Answer with one number: how many lines hold "migrants".

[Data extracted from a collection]

○ ○ ○

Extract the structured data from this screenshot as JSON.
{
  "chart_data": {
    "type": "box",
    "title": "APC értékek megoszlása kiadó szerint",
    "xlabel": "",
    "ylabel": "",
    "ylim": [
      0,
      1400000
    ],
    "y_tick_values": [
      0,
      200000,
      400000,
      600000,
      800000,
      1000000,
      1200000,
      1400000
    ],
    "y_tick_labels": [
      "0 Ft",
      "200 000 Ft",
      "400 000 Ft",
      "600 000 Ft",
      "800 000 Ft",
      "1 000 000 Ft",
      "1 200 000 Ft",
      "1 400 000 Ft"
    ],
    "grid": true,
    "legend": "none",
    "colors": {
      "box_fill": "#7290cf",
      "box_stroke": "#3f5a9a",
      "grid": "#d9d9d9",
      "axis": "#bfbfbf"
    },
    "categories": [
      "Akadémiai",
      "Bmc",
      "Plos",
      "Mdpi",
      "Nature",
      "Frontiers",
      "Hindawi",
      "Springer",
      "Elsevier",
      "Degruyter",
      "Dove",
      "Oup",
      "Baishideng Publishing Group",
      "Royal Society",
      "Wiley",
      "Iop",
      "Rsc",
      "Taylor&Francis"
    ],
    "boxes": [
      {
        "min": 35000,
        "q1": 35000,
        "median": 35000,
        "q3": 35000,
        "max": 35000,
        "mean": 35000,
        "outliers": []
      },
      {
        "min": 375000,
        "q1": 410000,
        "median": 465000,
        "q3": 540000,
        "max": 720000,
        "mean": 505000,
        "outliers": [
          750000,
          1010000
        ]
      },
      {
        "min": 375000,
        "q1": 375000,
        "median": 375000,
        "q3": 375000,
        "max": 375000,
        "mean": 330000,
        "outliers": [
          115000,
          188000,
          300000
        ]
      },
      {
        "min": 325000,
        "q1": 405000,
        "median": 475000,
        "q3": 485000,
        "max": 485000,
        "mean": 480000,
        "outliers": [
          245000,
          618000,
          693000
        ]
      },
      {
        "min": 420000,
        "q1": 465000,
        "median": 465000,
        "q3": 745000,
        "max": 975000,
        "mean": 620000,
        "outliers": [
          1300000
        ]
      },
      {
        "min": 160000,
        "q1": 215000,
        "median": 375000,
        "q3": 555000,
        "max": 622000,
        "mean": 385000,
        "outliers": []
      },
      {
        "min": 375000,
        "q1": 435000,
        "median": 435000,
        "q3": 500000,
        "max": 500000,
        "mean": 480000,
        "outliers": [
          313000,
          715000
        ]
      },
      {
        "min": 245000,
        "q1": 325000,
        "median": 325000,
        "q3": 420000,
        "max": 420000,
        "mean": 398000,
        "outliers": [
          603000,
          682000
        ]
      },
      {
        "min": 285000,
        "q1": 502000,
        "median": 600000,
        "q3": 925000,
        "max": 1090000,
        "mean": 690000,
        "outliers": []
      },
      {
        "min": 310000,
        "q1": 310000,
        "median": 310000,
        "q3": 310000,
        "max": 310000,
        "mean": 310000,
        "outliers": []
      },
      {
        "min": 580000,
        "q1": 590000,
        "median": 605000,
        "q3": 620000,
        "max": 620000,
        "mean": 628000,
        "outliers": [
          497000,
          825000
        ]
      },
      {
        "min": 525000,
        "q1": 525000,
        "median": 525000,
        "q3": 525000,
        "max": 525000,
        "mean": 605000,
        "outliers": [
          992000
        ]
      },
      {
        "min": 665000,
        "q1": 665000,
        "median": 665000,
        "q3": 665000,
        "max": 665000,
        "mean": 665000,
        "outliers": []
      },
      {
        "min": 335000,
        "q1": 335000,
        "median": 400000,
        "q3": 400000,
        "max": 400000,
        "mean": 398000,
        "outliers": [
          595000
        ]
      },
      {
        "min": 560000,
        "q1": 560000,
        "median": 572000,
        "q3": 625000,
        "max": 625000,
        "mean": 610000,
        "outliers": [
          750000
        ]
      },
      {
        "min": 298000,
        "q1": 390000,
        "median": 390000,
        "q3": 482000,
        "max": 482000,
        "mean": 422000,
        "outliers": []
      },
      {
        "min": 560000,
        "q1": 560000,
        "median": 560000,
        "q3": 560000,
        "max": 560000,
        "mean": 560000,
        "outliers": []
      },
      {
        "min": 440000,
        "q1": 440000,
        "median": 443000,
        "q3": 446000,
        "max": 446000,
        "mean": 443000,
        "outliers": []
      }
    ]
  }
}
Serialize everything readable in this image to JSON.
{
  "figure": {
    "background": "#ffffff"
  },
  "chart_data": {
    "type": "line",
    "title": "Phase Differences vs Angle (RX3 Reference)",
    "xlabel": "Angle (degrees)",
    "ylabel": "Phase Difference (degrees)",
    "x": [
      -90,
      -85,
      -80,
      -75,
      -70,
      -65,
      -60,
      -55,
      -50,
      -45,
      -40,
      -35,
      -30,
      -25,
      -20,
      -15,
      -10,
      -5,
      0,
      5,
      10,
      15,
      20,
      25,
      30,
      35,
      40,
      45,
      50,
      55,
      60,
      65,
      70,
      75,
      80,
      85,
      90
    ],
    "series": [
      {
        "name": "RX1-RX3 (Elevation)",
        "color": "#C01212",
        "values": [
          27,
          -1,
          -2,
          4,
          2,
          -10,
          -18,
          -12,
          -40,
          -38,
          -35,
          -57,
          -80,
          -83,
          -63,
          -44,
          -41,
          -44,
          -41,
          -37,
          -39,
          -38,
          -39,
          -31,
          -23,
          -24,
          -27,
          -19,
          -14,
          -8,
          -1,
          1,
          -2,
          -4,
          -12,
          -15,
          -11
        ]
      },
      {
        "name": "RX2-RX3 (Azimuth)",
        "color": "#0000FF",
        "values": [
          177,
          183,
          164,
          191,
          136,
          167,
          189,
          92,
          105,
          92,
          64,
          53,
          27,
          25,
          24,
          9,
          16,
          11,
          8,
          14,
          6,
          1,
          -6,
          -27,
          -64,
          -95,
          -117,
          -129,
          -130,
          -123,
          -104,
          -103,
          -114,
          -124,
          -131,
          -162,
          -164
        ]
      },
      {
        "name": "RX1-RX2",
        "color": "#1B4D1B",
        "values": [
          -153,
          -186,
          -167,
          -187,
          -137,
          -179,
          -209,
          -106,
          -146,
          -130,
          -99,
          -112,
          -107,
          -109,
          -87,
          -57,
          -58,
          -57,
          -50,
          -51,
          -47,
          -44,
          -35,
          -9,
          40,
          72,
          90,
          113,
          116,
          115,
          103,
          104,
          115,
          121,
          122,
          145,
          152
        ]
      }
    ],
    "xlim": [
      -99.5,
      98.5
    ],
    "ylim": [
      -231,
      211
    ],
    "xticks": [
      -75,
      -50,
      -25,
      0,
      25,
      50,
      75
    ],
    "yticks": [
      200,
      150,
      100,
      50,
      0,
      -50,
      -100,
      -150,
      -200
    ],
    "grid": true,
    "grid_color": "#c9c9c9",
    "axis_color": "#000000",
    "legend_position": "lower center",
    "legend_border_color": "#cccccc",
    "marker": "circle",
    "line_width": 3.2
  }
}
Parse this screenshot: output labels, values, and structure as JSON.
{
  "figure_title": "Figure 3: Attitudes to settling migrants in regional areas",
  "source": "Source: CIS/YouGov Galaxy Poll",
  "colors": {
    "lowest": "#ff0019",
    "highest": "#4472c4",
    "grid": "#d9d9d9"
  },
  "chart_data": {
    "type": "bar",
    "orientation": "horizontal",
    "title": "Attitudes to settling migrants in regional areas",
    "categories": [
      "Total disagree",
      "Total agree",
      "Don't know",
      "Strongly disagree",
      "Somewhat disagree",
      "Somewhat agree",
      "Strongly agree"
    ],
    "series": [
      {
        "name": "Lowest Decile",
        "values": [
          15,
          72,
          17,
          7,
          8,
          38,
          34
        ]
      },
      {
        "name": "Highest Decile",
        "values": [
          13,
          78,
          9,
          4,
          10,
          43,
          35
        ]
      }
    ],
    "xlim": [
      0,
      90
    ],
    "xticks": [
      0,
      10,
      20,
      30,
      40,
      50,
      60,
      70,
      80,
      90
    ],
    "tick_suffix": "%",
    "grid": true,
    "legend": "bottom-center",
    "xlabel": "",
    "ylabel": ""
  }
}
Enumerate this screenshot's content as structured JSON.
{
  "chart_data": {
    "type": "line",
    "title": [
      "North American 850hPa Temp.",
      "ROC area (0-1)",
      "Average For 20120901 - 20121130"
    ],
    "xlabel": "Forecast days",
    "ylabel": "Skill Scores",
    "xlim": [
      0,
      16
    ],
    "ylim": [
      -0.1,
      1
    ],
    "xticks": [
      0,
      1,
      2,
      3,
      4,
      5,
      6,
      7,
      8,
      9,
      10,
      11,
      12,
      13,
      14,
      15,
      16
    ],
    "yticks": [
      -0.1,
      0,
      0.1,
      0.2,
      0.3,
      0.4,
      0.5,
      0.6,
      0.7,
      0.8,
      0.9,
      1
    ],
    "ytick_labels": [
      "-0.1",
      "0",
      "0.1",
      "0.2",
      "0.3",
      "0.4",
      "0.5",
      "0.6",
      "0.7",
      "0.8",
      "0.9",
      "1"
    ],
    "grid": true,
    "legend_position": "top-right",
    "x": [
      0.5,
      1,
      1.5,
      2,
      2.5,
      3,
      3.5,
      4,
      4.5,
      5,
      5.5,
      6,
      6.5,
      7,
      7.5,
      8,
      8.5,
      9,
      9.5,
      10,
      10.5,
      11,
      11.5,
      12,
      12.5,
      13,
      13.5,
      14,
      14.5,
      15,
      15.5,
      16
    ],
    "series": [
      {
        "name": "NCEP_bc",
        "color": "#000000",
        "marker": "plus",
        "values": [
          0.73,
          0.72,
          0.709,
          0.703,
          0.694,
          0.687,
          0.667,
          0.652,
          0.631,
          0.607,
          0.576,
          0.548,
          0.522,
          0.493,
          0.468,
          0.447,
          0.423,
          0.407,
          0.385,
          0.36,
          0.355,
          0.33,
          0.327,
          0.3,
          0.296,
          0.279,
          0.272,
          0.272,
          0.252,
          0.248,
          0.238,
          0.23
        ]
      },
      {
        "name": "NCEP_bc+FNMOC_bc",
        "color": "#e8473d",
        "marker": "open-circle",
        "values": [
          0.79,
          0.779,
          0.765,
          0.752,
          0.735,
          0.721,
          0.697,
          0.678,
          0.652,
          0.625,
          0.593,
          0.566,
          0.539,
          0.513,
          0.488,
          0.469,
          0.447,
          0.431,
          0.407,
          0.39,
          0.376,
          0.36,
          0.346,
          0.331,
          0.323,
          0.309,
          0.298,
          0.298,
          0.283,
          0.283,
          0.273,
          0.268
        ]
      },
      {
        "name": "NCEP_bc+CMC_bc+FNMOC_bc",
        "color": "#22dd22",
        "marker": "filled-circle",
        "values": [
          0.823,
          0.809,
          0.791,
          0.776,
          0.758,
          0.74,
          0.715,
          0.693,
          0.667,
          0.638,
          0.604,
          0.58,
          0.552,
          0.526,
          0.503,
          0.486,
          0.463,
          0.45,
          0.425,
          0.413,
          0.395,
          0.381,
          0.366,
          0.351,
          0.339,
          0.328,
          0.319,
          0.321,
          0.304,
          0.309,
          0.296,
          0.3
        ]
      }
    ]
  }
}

○ ○ ○

SOLUTION TO THE EXERCISE:
2